- DIRECTIVE -
Each line below that contains "name" counts once; report the total and nothing more.

- WORKING DATA -
>>

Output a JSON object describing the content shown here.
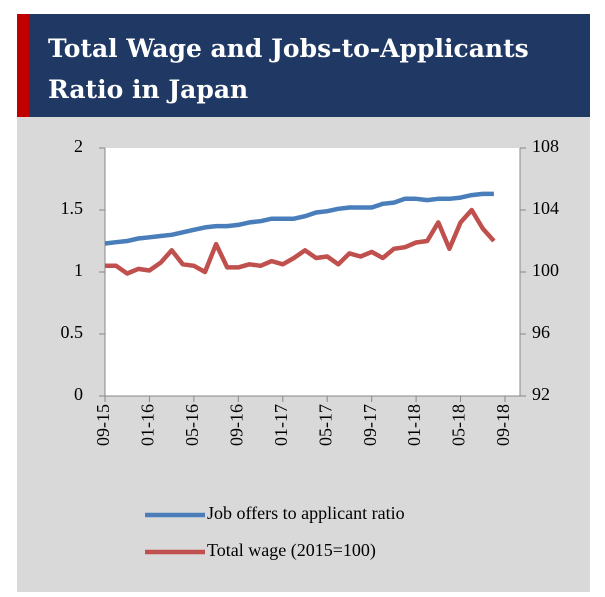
{
  "chart_data": {
    "type": "line",
    "title_lines": [
      "Total Wage and Jobs-to-Applicants",
      "Ratio in Japan"
    ],
    "categories": [
      "09-15",
      null,
      null,
      null,
      "01-16",
      null,
      null,
      null,
      "05-16",
      null,
      null,
      null,
      "09-16",
      null,
      null,
      null,
      "01-17",
      null,
      null,
      null,
      "05-17",
      null,
      null,
      null,
      "09-17",
      null,
      null,
      null,
      "01-18",
      null,
      null,
      null,
      "05-18",
      null,
      null,
      null,
      "09-18"
    ],
    "series": [
      {
        "name": "Job offers to applicant ratio",
        "color": "#4a7ebb",
        "axis": "y",
        "values": [
          1.23,
          1.24,
          1.25,
          1.27,
          1.28,
          1.29,
          1.3,
          1.32,
          1.34,
          1.36,
          1.37,
          1.37,
          1.38,
          1.4,
          1.41,
          1.43,
          1.43,
          1.43,
          1.45,
          1.48,
          1.49,
          1.51,
          1.52,
          1.52,
          1.52,
          1.55,
          1.56,
          1.59,
          1.59,
          1.58,
          1.59,
          1.59,
          1.6,
          1.62,
          1.63,
          1.63,
          null
        ]
      },
      {
        "name": "Total wage (2015=100)",
        "color": "#c0504d",
        "axis": "y2",
        "values": [
          100.4,
          100.4,
          99.9,
          100.2,
          100.1,
          100.6,
          101.4,
          100.5,
          100.4,
          100.0,
          101.8,
          100.3,
          100.3,
          100.5,
          100.4,
          100.7,
          100.5,
          100.9,
          101.4,
          100.9,
          101.0,
          100.5,
          101.2,
          101.0,
          101.3,
          100.9,
          101.5,
          101.6,
          101.9,
          102.0,
          103.2,
          101.5,
          103.2,
          104.0,
          102.8,
          102.0,
          null
        ]
      }
    ],
    "ylim": [
      0,
      2
    ],
    "yticks": [
      0,
      0.5,
      1,
      1.5,
      2
    ],
    "y2lim": [
      92,
      108
    ],
    "y2ticks": [
      92,
      96,
      100,
      104,
      108
    ]
  }
}
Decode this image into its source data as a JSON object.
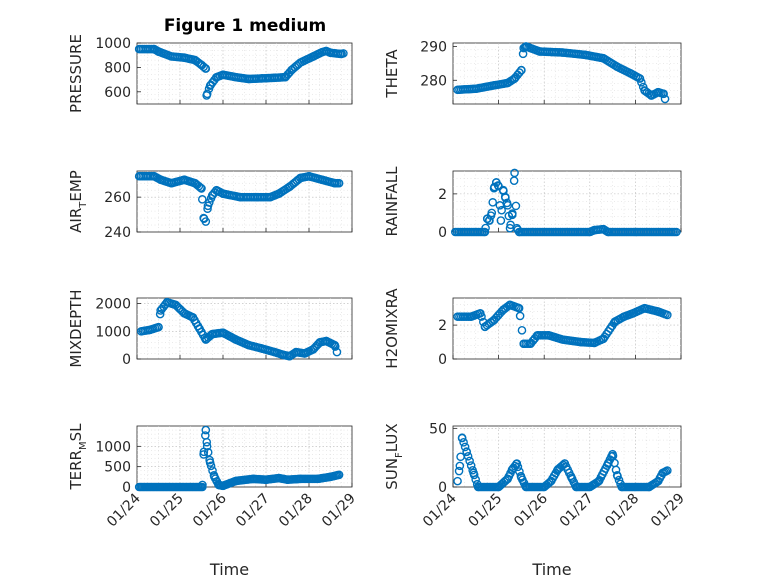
{
  "figure": {
    "title": "Figure 1 medium",
    "marker_color": "#0072BD"
  },
  "chart_data": [
    {
      "id": "pressure",
      "type": "scatter",
      "ylabel": "PRESSURE",
      "ylabel_sub": "",
      "ylabel_suffix": "",
      "xlim": [
        0,
        5
      ],
      "ylim": [
        500,
        1000
      ],
      "yticks": [
        600,
        800,
        1000
      ],
      "xticks": [
        0,
        1,
        2,
        3,
        4,
        5
      ],
      "xtick_labels": [
        "01/24",
        "01/25",
        "01/26",
        "01/27",
        "01/28",
        "01/29"
      ],
      "show_xticklabels": false,
      "xlabel": "",
      "grid": true,
      "keys": [
        [
          0.05,
          950
        ],
        [
          0.4,
          950
        ],
        [
          0.5,
          930
        ],
        [
          0.8,
          890
        ],
        [
          1.1,
          880
        ],
        [
          1.35,
          860
        ],
        [
          1.5,
          820
        ],
        [
          1.6,
          790
        ],
        [
          1.62,
          570
        ],
        [
          1.7,
          650
        ],
        [
          1.85,
          720
        ],
        [
          2.0,
          740
        ],
        [
          2.3,
          720
        ],
        [
          2.6,
          705
        ],
        [
          2.9,
          710
        ],
        [
          3.2,
          715
        ],
        [
          3.45,
          720
        ],
        [
          3.6,
          780
        ],
        [
          3.8,
          840
        ],
        [
          4.1,
          890
        ],
        [
          4.3,
          925
        ],
        [
          4.4,
          935
        ],
        [
          4.5,
          920
        ],
        [
          4.75,
          910
        ],
        [
          4.8,
          915
        ]
      ],
      "count": 115
    },
    {
      "id": "theta",
      "type": "scatter",
      "ylabel": "THETA",
      "ylabel_sub": "",
      "ylabel_suffix": "",
      "xlim": [
        0,
        5
      ],
      "ylim": [
        273,
        291
      ],
      "yticks": [
        280,
        290
      ],
      "xticks": [
        0,
        1,
        2,
        3,
        4,
        5
      ],
      "xtick_labels": [
        "01/24",
        "01/25",
        "01/26",
        "01/27",
        "01/28",
        "01/29"
      ],
      "show_xticklabels": false,
      "xlabel": "",
      "grid": true,
      "keys": [
        [
          0.1,
          277.2
        ],
        [
          0.5,
          277.5
        ],
        [
          0.9,
          278.5
        ],
        [
          1.2,
          279.2
        ],
        [
          1.35,
          280.5
        ],
        [
          1.5,
          283
        ],
        [
          1.55,
          289.5
        ],
        [
          1.6,
          290
        ],
        [
          1.9,
          288.5
        ],
        [
          2.4,
          288.2
        ],
        [
          2.9,
          287.5
        ],
        [
          3.3,
          286.5
        ],
        [
          3.6,
          284
        ],
        [
          3.9,
          282
        ],
        [
          4.1,
          280.5
        ],
        [
          4.2,
          277
        ],
        [
          4.35,
          275.5
        ],
        [
          4.5,
          276.5
        ],
        [
          4.62,
          276
        ],
        [
          4.65,
          274.5
        ]
      ],
      "count": 115
    },
    {
      "id": "airtemp",
      "type": "scatter",
      "ylabel": "AIR",
      "ylabel_sub": "T",
      "ylabel_suffix": "EMP",
      "xlim": [
        0,
        5
      ],
      "ylim": [
        240,
        275
      ],
      "yticks": [
        240,
        260
      ],
      "xticks": [
        0,
        1,
        2,
        3,
        4,
        5
      ],
      "xtick_labels": [
        "01/24",
        "01/25",
        "01/26",
        "01/27",
        "01/28",
        "01/29"
      ],
      "show_xticklabels": false,
      "xlabel": "",
      "grid": true,
      "keys": [
        [
          0.05,
          272
        ],
        [
          0.4,
          272
        ],
        [
          0.55,
          270
        ],
        [
          0.8,
          268
        ],
        [
          1.1,
          270
        ],
        [
          1.35,
          268
        ],
        [
          1.5,
          265
        ],
        [
          1.55,
          248
        ],
        [
          1.6,
          246
        ],
        [
          1.65,
          255
        ],
        [
          1.75,
          261
        ],
        [
          1.85,
          264
        ],
        [
          2.0,
          262
        ],
        [
          2.4,
          260
        ],
        [
          2.8,
          260
        ],
        [
          3.1,
          260
        ],
        [
          3.3,
          262
        ],
        [
          3.55,
          266
        ],
        [
          3.8,
          271
        ],
        [
          4.0,
          272
        ],
        [
          4.3,
          270
        ],
        [
          4.6,
          268
        ],
        [
          4.7,
          268
        ]
      ],
      "count": 115
    },
    {
      "id": "rainfall",
      "type": "scatter",
      "ylabel": "RAINFALL",
      "ylabel_sub": "",
      "ylabel_suffix": "",
      "xlim": [
        0,
        5
      ],
      "ylim": [
        0,
        3.2
      ],
      "yticks": [
        0,
        2
      ],
      "xticks": [
        0,
        1,
        2,
        3,
        4,
        5
      ],
      "xtick_labels": [
        "01/24",
        "01/25",
        "01/26",
        "01/27",
        "01/28",
        "01/29"
      ],
      "show_xticklabels": false,
      "xlabel": "",
      "grid": true,
      "keys": [
        [
          0.05,
          0
        ],
        [
          0.7,
          0
        ],
        [
          0.75,
          0.7
        ],
        [
          0.8,
          0.6
        ],
        [
          0.85,
          1.0
        ],
        [
          0.9,
          2.3
        ],
        [
          0.95,
          2.6
        ],
        [
          1.0,
          2.4
        ],
        [
          1.05,
          0.6
        ],
        [
          1.1,
          2.2
        ],
        [
          1.15,
          1.8
        ],
        [
          1.2,
          1.4
        ],
        [
          1.25,
          0.2
        ],
        [
          1.3,
          0.9
        ],
        [
          1.35,
          3.1
        ],
        [
          1.4,
          0.2
        ],
        [
          1.45,
          0
        ],
        [
          3.0,
          0
        ],
        [
          3.1,
          0.1
        ],
        [
          3.3,
          0.15
        ],
        [
          3.4,
          0
        ],
        [
          4.9,
          0
        ]
      ],
      "count": 125
    },
    {
      "id": "mixdepth",
      "type": "scatter",
      "ylabel": "MIXDEPTH",
      "ylabel_sub": "",
      "ylabel_suffix": "",
      "xlim": [
        0,
        5
      ],
      "ylim": [
        0,
        2200
      ],
      "yticks": [
        0,
        1000,
        2000
      ],
      "xticks": [
        0,
        1,
        2,
        3,
        4,
        5
      ],
      "xtick_labels": [
        "01/24",
        "01/25",
        "01/26",
        "01/27",
        "01/28",
        "01/29"
      ],
      "show_xticklabels": false,
      "xlabel": "",
      "grid": true,
      "keys": [
        [
          0.1,
          1000
        ],
        [
          0.3,
          1050
        ],
        [
          0.5,
          1150
        ],
        [
          0.55,
          1750
        ],
        [
          0.7,
          2050
        ],
        [
          0.9,
          1950
        ],
        [
          1.1,
          1650
        ],
        [
          1.3,
          1500
        ],
        [
          1.45,
          1100
        ],
        [
          1.6,
          700
        ],
        [
          1.75,
          900
        ],
        [
          2.0,
          950
        ],
        [
          2.3,
          700
        ],
        [
          2.6,
          500
        ],
        [
          2.9,
          380
        ],
        [
          3.2,
          250
        ],
        [
          3.4,
          150
        ],
        [
          3.55,
          100
        ],
        [
          3.7,
          250
        ],
        [
          3.9,
          200
        ],
        [
          4.1,
          350
        ],
        [
          4.25,
          600
        ],
        [
          4.4,
          650
        ],
        [
          4.6,
          500
        ],
        [
          4.65,
          250
        ]
      ],
      "count": 115
    },
    {
      "id": "h2omixra",
      "type": "scatter",
      "ylabel": "H2OMIXRA",
      "ylabel_sub": "",
      "ylabel_suffix": "",
      "xlim": [
        0,
        5
      ],
      "ylim": [
        0,
        3.6
      ],
      "yticks": [
        0,
        2
      ],
      "xticks": [
        0,
        1,
        2,
        3,
        4,
        5
      ],
      "xtick_labels": [
        "01/24",
        "01/25",
        "01/26",
        "01/27",
        "01/28",
        "01/29"
      ],
      "show_xticklabels": false,
      "xlabel": "",
      "grid": true,
      "keys": [
        [
          0.1,
          2.5
        ],
        [
          0.4,
          2.5
        ],
        [
          0.6,
          2.7
        ],
        [
          0.7,
          1.9
        ],
        [
          0.9,
          2.3
        ],
        [
          1.1,
          2.9
        ],
        [
          1.25,
          3.2
        ],
        [
          1.45,
          3.0
        ],
        [
          1.55,
          0.9
        ],
        [
          1.7,
          0.9
        ],
        [
          1.85,
          1.4
        ],
        [
          2.1,
          1.4
        ],
        [
          2.4,
          1.15
        ],
        [
          2.8,
          1.0
        ],
        [
          3.1,
          0.95
        ],
        [
          3.3,
          1.2
        ],
        [
          3.55,
          2.2
        ],
        [
          3.75,
          2.5
        ],
        [
          3.95,
          2.7
        ],
        [
          4.2,
          3.0
        ],
        [
          4.5,
          2.8
        ],
        [
          4.7,
          2.6
        ]
      ],
      "count": 115
    },
    {
      "id": "terrmsl",
      "type": "scatter",
      "ylabel": "TERR",
      "ylabel_sub": "M",
      "ylabel_suffix": "SL",
      "xlim": [
        0,
        5
      ],
      "ylim": [
        0,
        1500
      ],
      "yticks": [
        0,
        500,
        1000
      ],
      "xticks": [
        0,
        1,
        2,
        3,
        4,
        5
      ],
      "xtick_labels": [
        "01/24",
        "01/25",
        "01/26",
        "01/27",
        "01/28",
        "01/29"
      ],
      "show_xticklabels": true,
      "xlabel": "Time",
      "grid": true,
      "keys": [
        [
          0.05,
          0
        ],
        [
          1.52,
          0
        ],
        [
          1.55,
          800
        ],
        [
          1.6,
          1400
        ],
        [
          1.63,
          1000
        ],
        [
          1.7,
          600
        ],
        [
          1.8,
          250
        ],
        [
          1.9,
          50
        ],
        [
          2.0,
          30
        ],
        [
          2.3,
          150
        ],
        [
          2.7,
          200
        ],
        [
          3.0,
          180
        ],
        [
          3.3,
          220
        ],
        [
          3.5,
          180
        ],
        [
          3.8,
          200
        ],
        [
          4.2,
          200
        ],
        [
          4.5,
          250
        ],
        [
          4.7,
          300
        ]
      ],
      "count": 140
    },
    {
      "id": "sunflux",
      "type": "scatter",
      "ylabel": "SUN",
      "ylabel_sub": "F",
      "ylabel_suffix": "LUX",
      "xlim": [
        0,
        5
      ],
      "ylim": [
        0,
        52
      ],
      "yticks": [
        0,
        50
      ],
      "xticks": [
        0,
        1,
        2,
        3,
        4,
        5
      ],
      "xtick_labels": [
        "01/24",
        "01/25",
        "01/26",
        "01/27",
        "01/28",
        "01/29"
      ],
      "show_xticklabels": true,
      "xlabel": "Time",
      "grid": true,
      "keys": [
        [
          0.1,
          5
        ],
        [
          0.15,
          18
        ],
        [
          0.2,
          42
        ],
        [
          0.3,
          30
        ],
        [
          0.45,
          12
        ],
        [
          0.55,
          0
        ],
        [
          1.0,
          0
        ],
        [
          1.2,
          7
        ],
        [
          1.3,
          15
        ],
        [
          1.4,
          20
        ],
        [
          1.5,
          8
        ],
        [
          1.6,
          0
        ],
        [
          2.0,
          0
        ],
        [
          2.15,
          5
        ],
        [
          2.3,
          15
        ],
        [
          2.45,
          20
        ],
        [
          2.6,
          8
        ],
        [
          2.7,
          0
        ],
        [
          3.0,
          0
        ],
        [
          3.2,
          5
        ],
        [
          3.4,
          20
        ],
        [
          3.5,
          28
        ],
        [
          3.6,
          10
        ],
        [
          3.7,
          0
        ],
        [
          4.3,
          0
        ],
        [
          4.5,
          5
        ],
        [
          4.6,
          12
        ],
        [
          4.7,
          14
        ]
      ],
      "count": 140
    }
  ]
}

<<

- REPLY -
2